§ EXERCISE INSTRUCTIONS: All of the data should be output character for character, except the pictures.

§ EXTRACTED RECORDS:
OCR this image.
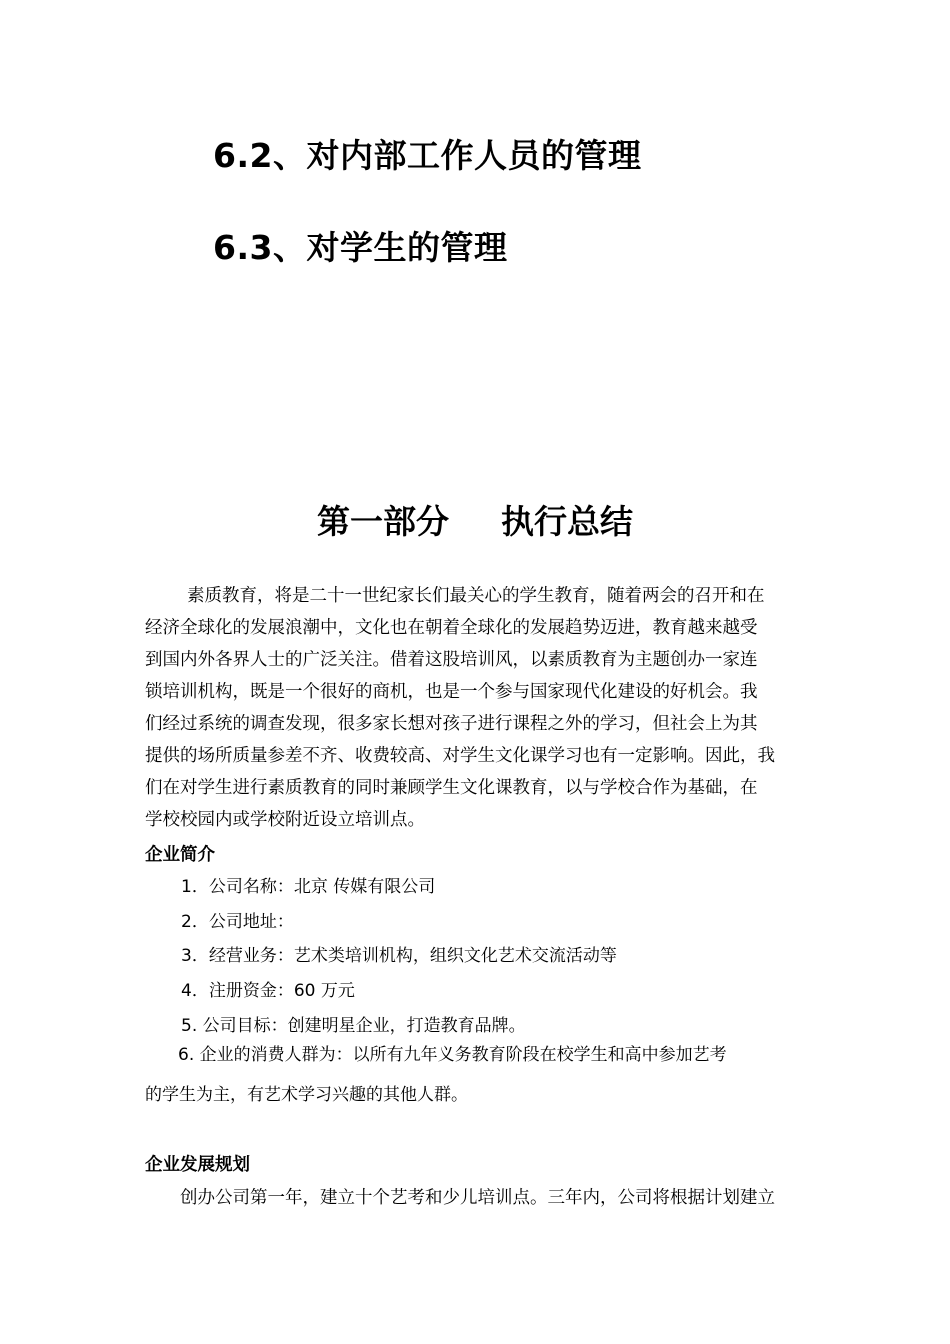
6.2、对内部工作人员的管理
6.3、对学生的管理
第一部分 执行总结
素质教育，将是二十一世纪家长们最关心的学生教育，随着两会的召开和在
经济全球化的发展浪潮中，文化也在朝着全球化的发展趋势迈进，教育越来越受
到国内外各界人士的广泛关注。借着这股培训风，以素质教育为主题创办一家连
锁培训机构，既是一个很好的商机，也是一个参与国家现代化建设的好机会。我
们经过系统的调查发现，很多家长想对孩子进行课程之外的学习，但社会上为其
提供的场所质量参差不齐、收费较高、对学生文化课学习也有一定影响。因此，我
们在对学生进行素质教育的同时兼顾学生文化课教育，以与学校合作为基础，在
学校校园内或学校附近设立培训点。
企业简介
1．公司名称：北京 传媒有限公司
2．公司地址：
3．经营业务：艺术类培训机构，组织文化艺术交流活动等
4．注册资金：60 万元
5. 公司目标：创建明星企业，打造教育品牌。
6. 企业的消费人群为：以所有九年义务教育阶段在校学生和高中参加艺考
的学生为主，有艺术学习兴趣的其他人群。
企业发展规划
创办公司第一年，建立十个艺考和少儿培训点。三年内，公司将根据计划建立
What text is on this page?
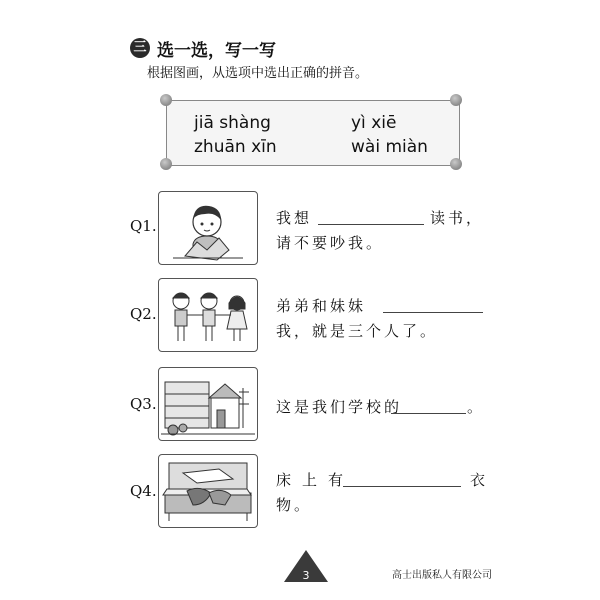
三 选一选，写一写
根据图画，从选项中选出正确的拼音。
jiā shàng	yì xiē
zhuān xīn	wài miàn
Q1.	我想	读书，
请不要吵我。
Q2.	弟弟和妹妹
我，就是三个人了。
Q3.	这是我们学校的	。
Q4.
床上有	衣
物。
3	高士出版私人有限公司
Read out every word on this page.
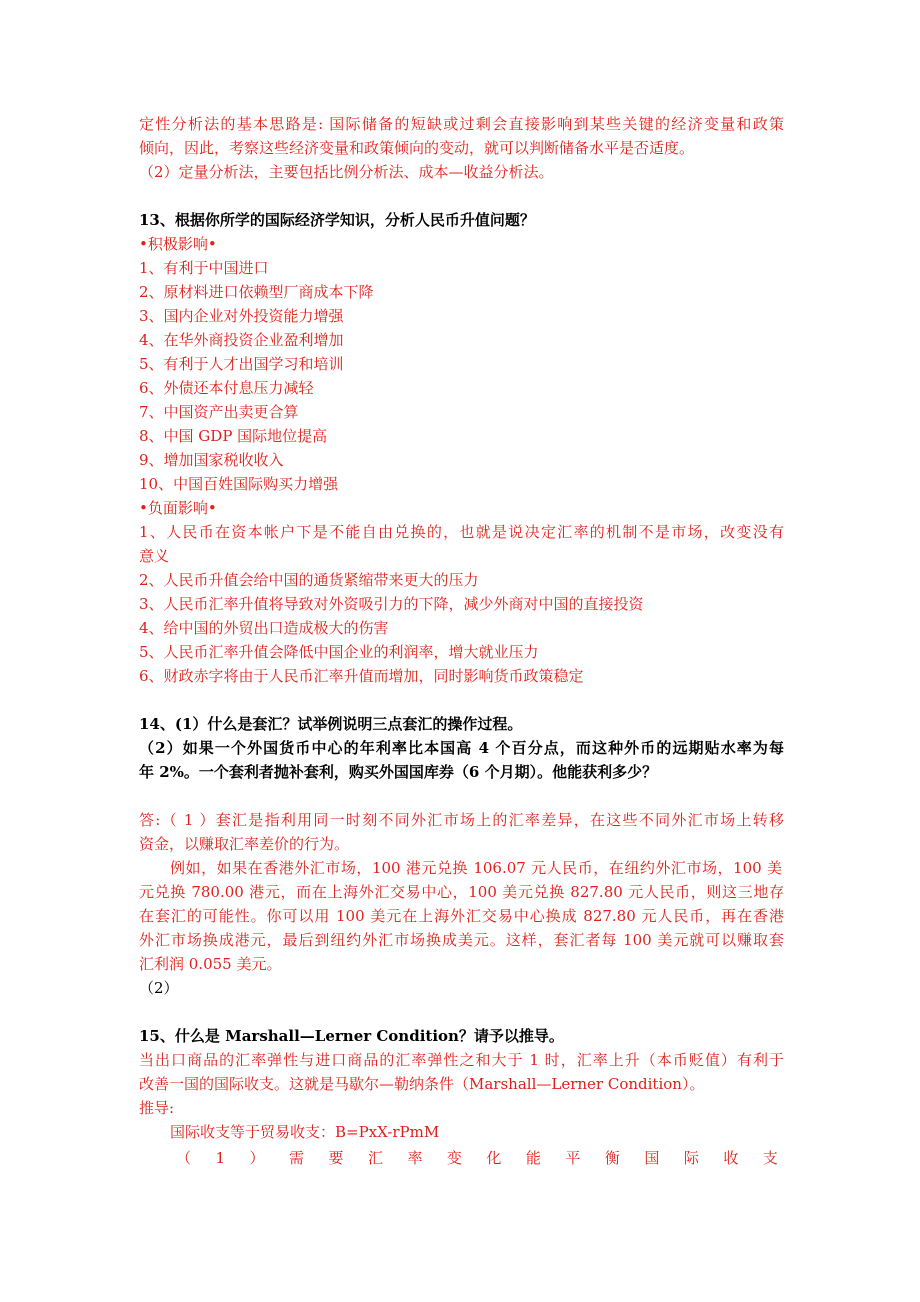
定性分析法的基本思路是: 国际储备的短缺或过剩会直接影响到某些关键的经济变量和政策
倾向，因此，考察这些经济变量和政策倾向的变动，就可以判断储备水平是否适度。
（2）定量分析法，主要包括比例分析法、成本—收益分析法。
13、根据你所学的国际经济学知识，分析人民币升值问题？
•积极影响•
1、有利于中国进口
2、原材料进口依赖型厂商成本下降
3、国内企业对外投资能力增强
4、在华外商投资企业盈利增加
5、有利于人才出国学习和培训
6、外债还本付息压力减轻
7、中国资产出卖更合算
8、中国 GDP 国际地位提高
9、增加国家税收收入
10、中国百姓国际购买力增强
•负面影响•
1、人民币在资本帐户下是不能自由兑换的，也就是说决定汇率的机制不是市场，改变没有
意义
2、人民币升值会给中国的通货紧缩带来更大的压力
3、人民币汇率升值将导致对外资吸引力的下降，减少外商对中国的直接投资
4、给中国的外贸出口造成极大的伤害
5、人民币汇率升值会降低中国企业的利润率，增大就业压力
6、财政赤字将由于人民币汇率升值而增加，同时影响货币政策稳定
14、(1）什么是套汇？试举例说明三点套汇的操作过程。
（2）如果一个外国货币中心的年利率比本国高 4 个百分点，而这种外币的远期贴水率为每
年 2%。一个套利者抛补套利，购买外国国库券（6 个月期）。他能获利多少？
答:（ 1 ）套汇是指利用同一时刻不同外汇市场上的汇率差异，在这些不同外汇市场上转移
资金，以赚取汇率差价的行为。
例如，如果在香港外汇市场，100 港元兑换 106.07 元人民币，在纽约外汇市场，100 美
元兑换 780.00 港元，而在上海外汇交易中心，100 美元兑换 827.80 元人民币，则这三地存
在套汇的可能性。你可以用 100 美元在上海外汇交易中心换成 827.80 元人民币，再在香港
外汇市场换成港元，最后到纽约外汇市场换成美元。这样，套汇者每 100 美元就可以赚取套
汇利润 0.055 美元。
（2）
15、什么是 Marshall—Lerner Condition？请予以推导。
当出口商品的汇率弹性与进口商品的汇率弹性之和大于 1 时，汇率上升（本币贬值）有利于
改善一国的国际收支。这就是马歇尔—勒纳条件（Marshall—Lerner Condition）。
推导:
国际收支等于贸易收支：B=PxX-rPmM
（ 1 ） 需 要 汇 率 变 化 能 平 衡 国 际 收 支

§ SOLUTION TO THIS EXERCISE:
OCR this image.
6.2、对内部工作人员的管理
6.3、对学生的管理
第一部分 执行总结
素质教育，将是二十一世纪家长们最关心的学生教育，随着两会的召开和在
经济全球化的发展浪潮中，文化也在朝着全球化的发展趋势迈进，教育越来越受
到国内外各界人士的广泛关注。借着这股培训风，以素质教育为主题创办一家连
锁培训机构，既是一个很好的商机，也是一个参与国家现代化建设的好机会。我
们经过系统的调查发现，很多家长想对孩子进行课程之外的学习，但社会上为其
提供的场所质量参差不齐、收费较高、对学生文化课学习也有一定影响。因此，我
们在对学生进行素质教育的同时兼顾学生文化课教育，以与学校合作为基础，在
学校校园内或学校附近设立培训点。
企业简介
1．公司名称：北京 传媒有限公司
2．公司地址：
3．经营业务：艺术类培训机构，组织文化艺术交流活动等
4．注册资金：60 万元
5. 公司目标：创建明星企业，打造教育品牌。
6. 企业的消费人群为：以所有九年义务教育阶段在校学生和高中参加艺考
的学生为主，有艺术学习兴趣的其他人群。
企业发展规划
创办公司第一年，建立十个艺考和少儿培训点。三年内，公司将根据计划建立
What text is on this page?
三 选一选，写一写
根据图画，从选项中选出正确的拼音。
jiā shàng	yì xiē
zhuān xīn	wài miàn
Q1.	我想	读书，
请不要吵我。
Q2.	弟弟和妹妹
我，就是三个人了。
Q3.	这是我们学校的	。
Q4.
床上有	衣
物。
3	高士出版私人有限公司
Read out every word on this page.
定性分析法的基本思路是: 国际储备的短缺或过剩会直接影响到某些关键的经济变量和政策
倾向，因此，考察这些经济变量和政策倾向的变动，就可以判断储备水平是否适度。
（2）定量分析法，主要包括比例分析法、成本—收益分析法。
13、根据你所学的国际经济学知识，分析人民币升值问题？
•积极影响•
1、有利于中国进口
2、原材料进口依赖型厂商成本下降
3、国内企业对外投资能力增强
4、在华外商投资企业盈利增加
5、有利于人才出国学习和培训
6、外债还本付息压力减轻
7、中国资产出卖更合算
8、中国 GDP 国际地位提高
9、增加国家税收收入
10、中国百姓国际购买力增强
•负面影响•
1、人民币在资本帐户下是不能自由兑换的，也就是说决定汇率的机制不是市场，改变没有
意义
2、人民币升值会给中国的通货紧缩带来更大的压力
3、人民币汇率升值将导致对外资吸引力的下降，减少外商对中国的直接投资
4、给中国的外贸出口造成极大的伤害
5、人民币汇率升值会降低中国企业的利润率，增大就业压力
6、财政赤字将由于人民币汇率升值而增加，同时影响货币政策稳定
14、(1）什么是套汇？试举例说明三点套汇的操作过程。
（2）如果一个外国货币中心的年利率比本国高 4 个百分点，而这种外币的远期贴水率为每
年 2%。一个套利者抛补套利，购买外国国库券（6 个月期）。他能获利多少？
答:（ 1 ）套汇是指利用同一时刻不同外汇市场上的汇率差异，在这些不同外汇市场上转移
资金，以赚取汇率差价的行为。
例如，如果在香港外汇市场，100 港元兑换 106.07 元人民币，在纽约外汇市场，100 美
元兑换 780.00 港元，而在上海外汇交易中心，100 美元兑换 827.80 元人民币，则这三地存
在套汇的可能性。你可以用 100 美元在上海外汇交易中心换成 827.80 元人民币，再在香港
外汇市场换成港元，最后到纽约外汇市场换成美元。这样，套汇者每 100 美元就可以赚取套
汇利润 0.055 美元。
（2）
15、什么是 Marshall—Lerner Condition？请予以推导。
当出口商品的汇率弹性与进口商品的汇率弹性之和大于 1 时，汇率上升（本币贬值）有利于
改善一国的国际收支。这就是马歇尔—勒纳条件（Marshall—Lerner Condition）。
推导:
国际收支等于贸易收支：B=PxX-rPmM
（ 1 ） 需 要 汇 率 变 化 能 平 衡 国 际 收 支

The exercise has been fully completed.